Curtis Phill Hsu crowned Hastings’ piano concerto champion

Curtis Phill Hsu from the USA proved the jury’s choice as winner of the Hastings International Piano Concerto Competition when it reached its climax in the White Rock Theatre last night. Report by Nick Terdre.

Curtis Phill Hsu of the USA won the 17th Hastings International Piano Concerto Competition after what the organiser described as a “scintillating” performance of Tchaikovsky’s Piano Concerto No 1 in B Flat Minor on the first evening of the final round on Friday.

The 19-year-old from the USA won the Sophia Guo Award, a cash prize of £15,000 donated by Dayu and Ling Guo, and the Hastings Fellowship, an artist development and coaching package supported by Arts Council England which provides opportunities to establish a professional career in the creative industries, and will also benefit from professional engagements, including concerts in Hastings and London with the Royal Philharmonic Orchestra.

Runner-up Harmony Zhu (photo: Peter Mould/HIPCC).

The runner-up’s prize of £7,000 went to Harmony Zhu, 18, from Canada. The other prize winners were, in third place, Chengyao Zhou (China), at 16 the youngest participant (£3,000); fourth, Derek Wang 25, of the USA  (£1,500); and fifth, Hyelim Kim, 27, from South Korea (£1,000).

The finalists were accompanied as usual by the Royal Philharmonic Orchestra, and the 10 semi-finalists by the Southbank Sinfonia which was making its first appearance in the competition. Both orchestras were conducted by Rory MacDonald.

“Exceptional” playing

HIPCC artistic director and jury president Prof Vanessa Latarche lauded the “exceptional” level of playing throughout the competition. “We were absolutely thrilled at the incredibly high standard of competition this year, and Curtis should be very proud to have been chosen as recipient of the First Prize,” she said. “He was a strong contender from the outset. Everything he played was polished and stylish.

“The final Tchaikovsky was exhilarating and showed him and showed him at his most exciting and powerful. However all the competitors, and especially all those who reached the final, displayed impressive skill, virtuosity and musicianship that made our job as members of the jury a difficult one.”

§ **Task list**
a) Repeat word for word the part of the piano competition report that opens with the words containing "The finalists were" and closes with "polished and stylish.".
b) Carry on the piano competition report from the point where it stops.

§ **Records**
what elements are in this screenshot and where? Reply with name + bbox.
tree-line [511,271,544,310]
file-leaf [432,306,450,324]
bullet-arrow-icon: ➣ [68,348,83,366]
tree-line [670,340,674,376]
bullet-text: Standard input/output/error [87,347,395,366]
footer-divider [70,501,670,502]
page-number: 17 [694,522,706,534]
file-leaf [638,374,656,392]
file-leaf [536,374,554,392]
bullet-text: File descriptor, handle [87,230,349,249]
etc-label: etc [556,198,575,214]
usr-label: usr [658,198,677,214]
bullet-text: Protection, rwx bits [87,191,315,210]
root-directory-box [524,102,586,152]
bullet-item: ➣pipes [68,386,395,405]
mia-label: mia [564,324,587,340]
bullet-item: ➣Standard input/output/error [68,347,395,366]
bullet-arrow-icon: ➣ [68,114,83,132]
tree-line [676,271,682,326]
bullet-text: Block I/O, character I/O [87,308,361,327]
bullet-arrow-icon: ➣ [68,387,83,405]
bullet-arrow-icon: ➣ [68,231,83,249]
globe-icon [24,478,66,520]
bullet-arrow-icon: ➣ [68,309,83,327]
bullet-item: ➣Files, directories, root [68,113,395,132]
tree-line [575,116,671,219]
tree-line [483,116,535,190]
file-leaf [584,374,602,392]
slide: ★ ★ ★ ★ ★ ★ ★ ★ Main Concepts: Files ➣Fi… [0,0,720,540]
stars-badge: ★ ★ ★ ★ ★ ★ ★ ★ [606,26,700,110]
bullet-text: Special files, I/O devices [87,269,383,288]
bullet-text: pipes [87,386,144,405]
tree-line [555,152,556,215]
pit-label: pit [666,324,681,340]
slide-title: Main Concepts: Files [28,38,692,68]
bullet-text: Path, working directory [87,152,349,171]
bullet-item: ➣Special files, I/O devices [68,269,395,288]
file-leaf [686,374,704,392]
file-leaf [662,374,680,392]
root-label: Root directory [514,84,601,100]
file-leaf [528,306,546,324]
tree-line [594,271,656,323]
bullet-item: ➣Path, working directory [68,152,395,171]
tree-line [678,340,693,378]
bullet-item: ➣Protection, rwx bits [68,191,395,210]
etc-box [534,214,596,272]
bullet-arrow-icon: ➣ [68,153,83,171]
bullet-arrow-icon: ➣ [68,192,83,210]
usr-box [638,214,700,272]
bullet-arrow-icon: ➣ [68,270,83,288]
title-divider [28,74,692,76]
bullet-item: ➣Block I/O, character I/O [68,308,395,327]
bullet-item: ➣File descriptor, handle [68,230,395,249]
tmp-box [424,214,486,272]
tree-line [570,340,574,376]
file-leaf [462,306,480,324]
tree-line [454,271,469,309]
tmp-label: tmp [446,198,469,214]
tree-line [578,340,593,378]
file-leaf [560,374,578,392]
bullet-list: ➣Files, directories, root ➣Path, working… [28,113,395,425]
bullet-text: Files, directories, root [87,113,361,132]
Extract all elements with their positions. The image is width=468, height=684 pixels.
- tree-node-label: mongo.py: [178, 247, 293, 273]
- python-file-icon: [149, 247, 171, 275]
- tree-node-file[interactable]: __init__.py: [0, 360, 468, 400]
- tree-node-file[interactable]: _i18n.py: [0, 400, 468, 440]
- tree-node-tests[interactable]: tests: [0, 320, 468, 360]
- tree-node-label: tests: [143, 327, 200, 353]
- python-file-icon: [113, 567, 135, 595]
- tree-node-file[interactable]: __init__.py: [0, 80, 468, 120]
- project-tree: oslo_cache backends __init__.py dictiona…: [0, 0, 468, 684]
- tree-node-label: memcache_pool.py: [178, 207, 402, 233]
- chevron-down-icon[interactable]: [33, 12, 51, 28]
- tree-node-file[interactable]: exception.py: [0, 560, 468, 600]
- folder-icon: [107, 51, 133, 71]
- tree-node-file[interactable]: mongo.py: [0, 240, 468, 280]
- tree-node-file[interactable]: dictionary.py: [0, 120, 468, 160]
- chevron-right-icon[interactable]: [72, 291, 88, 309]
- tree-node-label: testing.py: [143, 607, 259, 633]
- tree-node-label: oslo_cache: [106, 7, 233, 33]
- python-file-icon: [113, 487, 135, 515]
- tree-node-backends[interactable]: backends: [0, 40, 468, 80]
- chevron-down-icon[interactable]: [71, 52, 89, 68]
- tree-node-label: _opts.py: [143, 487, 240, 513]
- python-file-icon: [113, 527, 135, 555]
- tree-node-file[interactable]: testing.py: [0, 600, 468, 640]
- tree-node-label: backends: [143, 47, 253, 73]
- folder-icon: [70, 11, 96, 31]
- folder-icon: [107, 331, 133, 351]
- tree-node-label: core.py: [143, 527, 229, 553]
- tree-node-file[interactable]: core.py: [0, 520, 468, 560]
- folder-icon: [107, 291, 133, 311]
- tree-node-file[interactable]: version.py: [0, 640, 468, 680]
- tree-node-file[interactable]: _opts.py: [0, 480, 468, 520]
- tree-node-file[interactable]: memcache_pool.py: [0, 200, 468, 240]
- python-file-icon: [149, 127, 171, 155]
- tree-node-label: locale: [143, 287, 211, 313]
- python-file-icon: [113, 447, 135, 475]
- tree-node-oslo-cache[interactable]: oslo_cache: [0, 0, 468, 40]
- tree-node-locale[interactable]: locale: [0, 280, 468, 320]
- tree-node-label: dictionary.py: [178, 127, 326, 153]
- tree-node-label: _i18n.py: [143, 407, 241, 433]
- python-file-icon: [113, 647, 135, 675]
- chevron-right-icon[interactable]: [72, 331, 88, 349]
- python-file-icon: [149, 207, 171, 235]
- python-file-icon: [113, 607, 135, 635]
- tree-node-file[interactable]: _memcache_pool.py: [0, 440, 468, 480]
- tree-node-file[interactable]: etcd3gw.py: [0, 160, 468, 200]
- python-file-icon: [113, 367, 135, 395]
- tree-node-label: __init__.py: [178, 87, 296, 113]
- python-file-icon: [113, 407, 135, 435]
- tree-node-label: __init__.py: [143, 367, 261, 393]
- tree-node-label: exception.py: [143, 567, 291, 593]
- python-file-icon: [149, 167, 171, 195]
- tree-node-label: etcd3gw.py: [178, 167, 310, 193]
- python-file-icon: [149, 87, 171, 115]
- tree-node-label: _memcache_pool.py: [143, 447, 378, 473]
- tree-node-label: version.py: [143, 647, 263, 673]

§ **Responses per task**
a)
The finalists were accompanied as usual by the Royal Philharmonic Orchestra, and the 10 semi-finalists by the Southbank Sinfonia which was making its first appearance in the competition. Both orchestras were conducted by Rory MacDonald.

“Exceptional” playing

HIPCC artistic director and jury president Prof Vanessa Latarche lauded the “exceptional” level of playing throughout the competition. “We were absolutely thrilled at the incredibly high standard of competition this year, and Curtis should be very proud to have been chosen as recipient of the First Prize,” she said. “He was a strong contender from the outset. Everything he played was polished and stylish.

b)
She praised a wonderful 10 days of music-making, attended by a fantastic audience which had battled through adverse weather to accompany the performances. “Why shouldn’t we have world-class music in Hastings?” she asked.

The long list of prizes also included the Sussex Prize of £2,500 awarded to Curtis Phill Hsu for the best semi-final performance; the Orchestra Prize (£500) awarded by members of the RPO to Harmony Zhu, and the Hastings Prize (£500) which went to Chengyao Zhou for the best performance of a specially commissioned work – Lera Auerbach’s Time Unredeemable – which all participants had to play in the second round.

Juror Pascal Escande also chose two players – Harmony Zhu and Curtis Phill Hsu – to take part in next year’s Festival d’Auvers-sur-Oise in France.

All semi-finalists will also receive a prize of £150, Prof Latarche announced.

While the jury were considering their verdict, Shunta Morimoto, the winner of the last HIPCC in 2022, treated the audience to a short recital. Winning this competition is a valuable springboard to securing a professional career for talented young pianists, and he paid tribute to the many opportunities which his achievement has opened up for him.

The competition has developed into one of the most prestigious elements of Hastings’ cultural life, and it is only to be hoped that the national media take cognisance of its significance and start to give it the coverage it richly deserves.

The finalists: from left, Derek Wang, Curtis Phill Hsu, Harmony Zhu, Chengyao Zhou and Hyelim Kim (photo: Alice Denny).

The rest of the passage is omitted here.